— BEGIN Data to use —

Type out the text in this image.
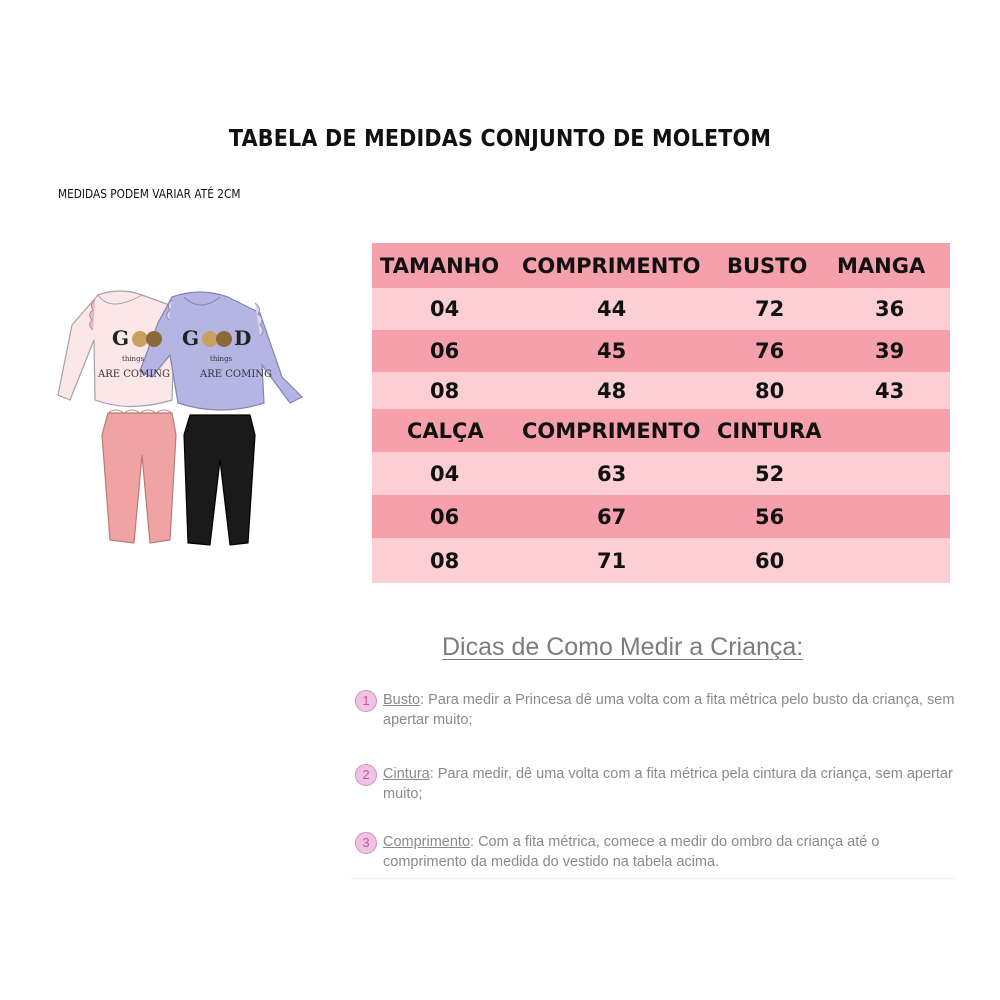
TABELA DE MEDIDAS CONJUNTO DE MOLETOM
MEDIDAS PODEM VARIAR ATÉ 2CM
G
things
ARE COMING
G D
things
ARE COMING
TAMANHO COMPRIMENTO BUSTO MANGA
04	44	72	36
06	45	76	39
08	48	80	43
CALÇA COMPRIMENTO CINTURA
04	63	52
06	67	56
08	71	60
Dicas de Como Medir a Criança:
1 Busto: Para medir a Princesa dê uma volta com a fita métrica pelo busto da criança, sem apertar muito;
2 Cintura: Para medir, dê uma volta com a fita métrica pela cintura da criança, sem apertar muito;
3 Comprimento: Com a fita métrica, comece a medir do ombro da criança até o comprimento da medida do vestido na tabela acima.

— END Data to use —

■ **To be done**:
Copy each line of the records containing the string "muito".

■ **Solution**:
1 Busto: Para medir a Princesa dê uma volta com a fita métrica pelo busto da criança, sem apertar muito;
2 Cintura: Para medir, dê uma volta com a fita métrica pela cintura da criança, sem apertar muito;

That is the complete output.